#### [Task prompt]
Here are some records; return them all exactly.
****************
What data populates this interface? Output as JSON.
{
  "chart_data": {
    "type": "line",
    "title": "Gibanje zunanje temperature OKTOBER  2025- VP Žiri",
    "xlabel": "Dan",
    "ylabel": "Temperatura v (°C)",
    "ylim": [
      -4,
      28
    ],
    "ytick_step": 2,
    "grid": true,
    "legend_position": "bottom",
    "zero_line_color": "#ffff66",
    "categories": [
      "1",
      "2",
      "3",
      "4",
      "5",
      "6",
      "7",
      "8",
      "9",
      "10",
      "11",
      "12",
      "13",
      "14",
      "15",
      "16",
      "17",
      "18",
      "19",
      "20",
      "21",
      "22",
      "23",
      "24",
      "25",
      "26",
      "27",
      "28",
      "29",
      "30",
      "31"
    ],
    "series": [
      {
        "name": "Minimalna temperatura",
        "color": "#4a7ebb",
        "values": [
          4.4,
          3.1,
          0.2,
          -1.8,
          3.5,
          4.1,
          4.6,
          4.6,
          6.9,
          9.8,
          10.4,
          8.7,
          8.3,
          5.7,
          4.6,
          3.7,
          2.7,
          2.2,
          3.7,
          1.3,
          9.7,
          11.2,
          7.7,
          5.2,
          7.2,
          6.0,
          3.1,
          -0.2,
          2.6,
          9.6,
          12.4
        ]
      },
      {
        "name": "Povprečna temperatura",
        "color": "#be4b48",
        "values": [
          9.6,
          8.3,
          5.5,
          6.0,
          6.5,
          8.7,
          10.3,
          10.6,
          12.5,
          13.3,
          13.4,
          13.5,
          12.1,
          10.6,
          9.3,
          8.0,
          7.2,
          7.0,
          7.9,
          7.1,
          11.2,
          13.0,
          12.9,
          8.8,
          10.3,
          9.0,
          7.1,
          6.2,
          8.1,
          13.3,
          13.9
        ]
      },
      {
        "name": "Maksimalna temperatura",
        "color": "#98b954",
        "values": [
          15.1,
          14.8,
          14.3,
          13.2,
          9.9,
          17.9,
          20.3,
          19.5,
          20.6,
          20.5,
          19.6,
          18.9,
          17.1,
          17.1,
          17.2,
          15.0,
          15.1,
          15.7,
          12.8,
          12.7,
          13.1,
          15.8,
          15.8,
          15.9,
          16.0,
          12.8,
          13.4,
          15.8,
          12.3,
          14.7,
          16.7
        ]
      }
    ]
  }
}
****************
#### [Reply]
What data populates this interface? Output as JSON.
{
  "chart_data": {
    "type": "line",
    "title": "Gibanje zunanje temperature OKTOBER  2025- VP Žiri",
    "xlabel": "Dan",
    "ylabel": "Temperatura v (°C)",
    "ylim": [
      -4,
      28
    ],
    "ytick_step": 2,
    "grid": true,
    "legend_position": "bottom",
    "zero_line_color": "#ffff66",
    "categories": [
      "1",
      "2",
      "3",
      "4",
      "5",
      "6",
      "7",
      "8",
      "9",
      "10",
      "11",
      "12",
      "13",
      "14",
      "15",
      "16",
      "17",
      "18",
      "19",
      "20",
      "21",
      "22",
      "23",
      "24",
      "25",
      "26",
      "27",
      "28",
      "29",
      "30",
      "31"
    ],
    "series": [
      {
        "name": "Minimalna temperatura",
        "color": "#4a7ebb",
        "values": [
          4.4,
          3.1,
          0.2,
          -1.8,
          3.5,
          4.1,
          4.6,
          4.6,
          6.9,
          9.8,
          10.4,
          8.7,
          8.3,
          5.7,
          4.6,
          3.7,
          2.7,
          2.2,
          3.7,
          1.3,
          9.7,
          11.2,
          7.7,
          5.2,
          7.2,
          6.0,
          3.1,
          -0.2,
          2.6,
          9.6,
          12.4
        ]
      },
      {
        "name": "Povprečna temperatura",
        "color": "#be4b48",
        "values": [
          9.6,
          8.3,
          5.5,
          6.0,
          6.5,
          8.7,
          10.3,
          10.6,
          12.5,
          13.3,
          13.4,
          13.5,
          12.1,
          10.6,
          9.3,
          8.0,
          7.2,
          7.0,
          7.9,
          7.1,
          11.2,
          13.0,
          12.9,
          8.8,
          10.3,
          9.0,
          7.1,
          6.2,
          8.1,
          13.3,
          13.9
        ]
      },
      {
        "name": "Maksimalna temperatura",
        "color": "#98b954",
        "values": [
          15.1,
          14.8,
          14.3,
          13.2,
          9.9,
          17.9,
          20.3,
          19.5,
          20.6,
          20.5,
          19.6,
          18.9,
          17.1,
          17.1,
          17.2,
          15.0,
          15.1,
          15.7,
          12.8,
          12.7,
          13.1,
          15.8,
          15.8,
          15.9,
          16.0,
          12.8,
          13.4,
          15.8,
          12.3,
          14.7,
          16.7
        ]
      }
    ]
  }
}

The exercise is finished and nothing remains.